**Tugas Latihan**:
A. Tentukan apakah setiap pernyataan berikut sesuai dengan teks tentang survei pernikahan di Korea Selatan, lalu jawab ya atau tidak disertai kutipan persis kata-kata teks yang menentukannya: (i) Separuh pria dan wanita yang tidak ingin menikah merasa sulit berempati dengan lawan jenis. (ii) Sebanyak 60 persen pria dalam kelompok itu menganggap wanita arogan atau sok. (iii) Angka kelahiran di Korea Selatan terus meningkat.
B. Terjemahkan kalimat "Pada sisi lain, ini bisa menambah kekhawatiran masyarakat tentang masa depan generasi muda Korea Selatan." dari teks tentang survei pernikahan di Korea Selatan ke dalam bahasa Inggris.
C. Tuliskan lanjutan teks tentang survei pernikahan di Korea Selatan, dimulai sesudah kalimat terakhirnya.

**Teks Bacaan**:
_ _ _ _
Disebutkan lebih lanjut, setengah dari pria dan wanita yang tidak ingin menikah merasa diri mereka sulit berempati dengan lawan jenis. Sebanyak 40 persen koresponden survei, menganggap satu sama lain sebagai orang yang tidak bertanggung jawab. Sementara kelompok pria yang sama, sebanyak 50 persen di antaranya menganggap wanita sebagai sosok yang arogan atau sok.
Pada sisi lain, ini bisa menambah kekhawatiran masyarakat tentang masa depan generasi muda Korea Selatan. Mengingat saat ini Korea Selatan terus mengalami penurunan angka kelahiran.
_ _ _ _
**Catatan Hasil Ekstraksi**:
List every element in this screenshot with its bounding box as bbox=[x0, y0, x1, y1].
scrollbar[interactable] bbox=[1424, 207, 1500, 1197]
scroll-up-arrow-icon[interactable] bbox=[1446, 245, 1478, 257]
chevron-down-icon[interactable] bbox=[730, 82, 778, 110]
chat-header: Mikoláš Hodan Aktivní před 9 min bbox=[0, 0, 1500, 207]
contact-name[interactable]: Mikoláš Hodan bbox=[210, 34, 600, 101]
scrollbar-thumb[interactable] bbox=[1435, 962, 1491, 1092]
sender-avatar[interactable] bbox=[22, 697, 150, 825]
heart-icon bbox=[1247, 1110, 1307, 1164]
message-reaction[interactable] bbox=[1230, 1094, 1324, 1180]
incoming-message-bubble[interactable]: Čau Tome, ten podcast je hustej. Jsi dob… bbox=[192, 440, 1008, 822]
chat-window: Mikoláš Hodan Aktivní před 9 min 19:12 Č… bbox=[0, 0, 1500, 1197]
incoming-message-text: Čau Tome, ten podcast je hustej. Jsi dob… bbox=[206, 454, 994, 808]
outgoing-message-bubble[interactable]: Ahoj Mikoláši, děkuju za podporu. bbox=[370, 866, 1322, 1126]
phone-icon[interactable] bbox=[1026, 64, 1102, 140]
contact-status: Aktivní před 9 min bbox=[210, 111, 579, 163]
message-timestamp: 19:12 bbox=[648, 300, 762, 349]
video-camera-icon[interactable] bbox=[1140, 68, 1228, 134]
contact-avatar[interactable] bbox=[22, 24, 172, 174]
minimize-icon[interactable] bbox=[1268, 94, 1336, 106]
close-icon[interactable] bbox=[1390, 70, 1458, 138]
_ _ _ _
**Jawaban Tiap Tugas**:
A.
(i) Ya: "setengah dari pria dan wanita yang tidak ingin menikah merasa diri mereka sulit berempati dengan lawan jenis"
(ii) Tidak: "sebanyak 50 persen di antaranya menganggap wanita sebagai sosok yang arogan atau sok"
(iii) Tidak: "Korea Selatan terus mengalami penurunan angka kelahiran"

B. On the other hand, this could add to public concern about the future of South Korea's younger generation.

C.
Gallup Korea menyebut, orang yang menikah memiliki pandangan yang lebih baik terhadap lawan jenis daripada orang yang tidak menikah, dengan pria dan wanita memandang satu sama lain sebagai pribadi yang bertanggung jawab sekitar 70 persen, orang yang kompeten sekitar 60 persen dan individu jujur sekitar 40 persen.
“Namun memang, tidak jelas apakah orang yang sudah menikah memandang lawan jenis secara positif itu di waktu sebelum menikah atau pandangannya berubah setelah hidup bersama,” pernyataan dari Gallup Korea.